**Problem description:** Using the records that follow, copy every line containing the word "como".

-- Recorded information start --

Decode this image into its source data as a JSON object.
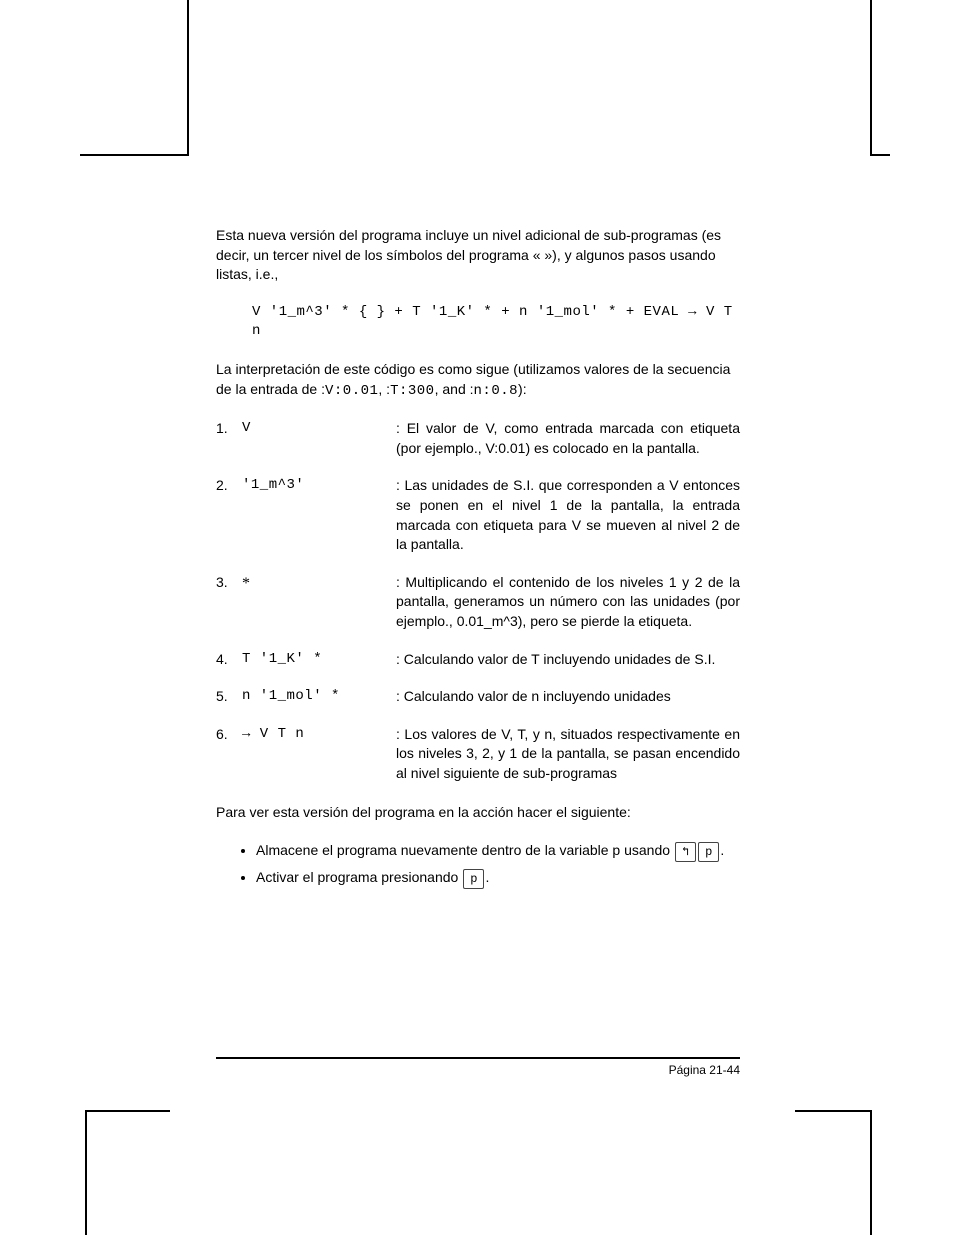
{
  "intro1": "Esta nueva versión del programa incluye un nivel adicional de sub-programas (es decir, un tercer nivel de los símbolos del programa « »),  y algunos pasos usando listas, i.e.,",
  "codeLine": "V '1_m^3' * { } + T '1_K' * + n '1_mol' * + EVAL → V T n",
  "intro2_a": "La interpretación de este código es como sigue (utilizamos valores de la secuencia de la entrada de :",
  "intro2_b": "V:0.01",
  "intro2_c": ", :",
  "intro2_d": "T:300",
  "intro2_e": ", and :",
  "intro2_f": "n:0.8",
  "intro2_g": "):",
  "items": [
    {
      "n": "1.",
      "term": "V",
      "desc": ": El valor de V, como entrada marcada con etiqueta (por ejemplo., V:0.01) es colocado en la pantalla."
    },
    {
      "n": "2.",
      "term": "'1_m^3'",
      "desc": ": Las unidades de S.I. que corresponden a V entonces se ponen en el nivel 1 de la pantalla, la entrada marcada con etiqueta para V se mueven al nivel 2 de la pantalla."
    },
    {
      "n": "3.",
      "term": "*",
      "desc": ": Multiplicando el contenido de los niveles 1 y 2 de la pantalla, generamos un número con las unidades (por ejemplo., 0.01_m^3), pero se pierde la etiqueta."
    },
    {
      "n": "4.",
      "term": "T '1_K' *",
      "desc": ": Calculando valor de T incluyendo unidades de S.I."
    },
    {
      "n": "5.",
      "term": "n '1_mol' *",
      "desc": ": Calculando valor de n incluyendo unidades"
    },
    {
      "n": "6.",
      "term": "→ V T n",
      "desc": ": Los valores de V, T, y n, situados respectivamente en los niveles 3, 2, y 1 de la pantalla, se pasan encendido al nivel siguiente de sub-programas"
    }
  ],
  "outro": "Para ver esta versión del programa en la acción hacer el siguiente:",
  "bullet1_a": "Almacene el programa nuevamente dentro de la variable p usando ",
  "bullet1_key1": "↰",
  "bullet1_key2": " p ",
  "bullet1_b": ".",
  "bullet2_a": "Activar el programa presionando ",
  "bullet2_key": " p ",
  "bullet2_b": ".",
  "pageNumber": "Página 21-44"
}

-- Recorded information end --

**Exercise result:**
  "intro2_a": "La interpretación de este código es como sigue (utilizamos valores de la secuencia de la entrada de :",
      "desc": ": El valor de V, como entrada marcada con etiqueta (por ejemplo., V:0.01) es colocado en la pantalla."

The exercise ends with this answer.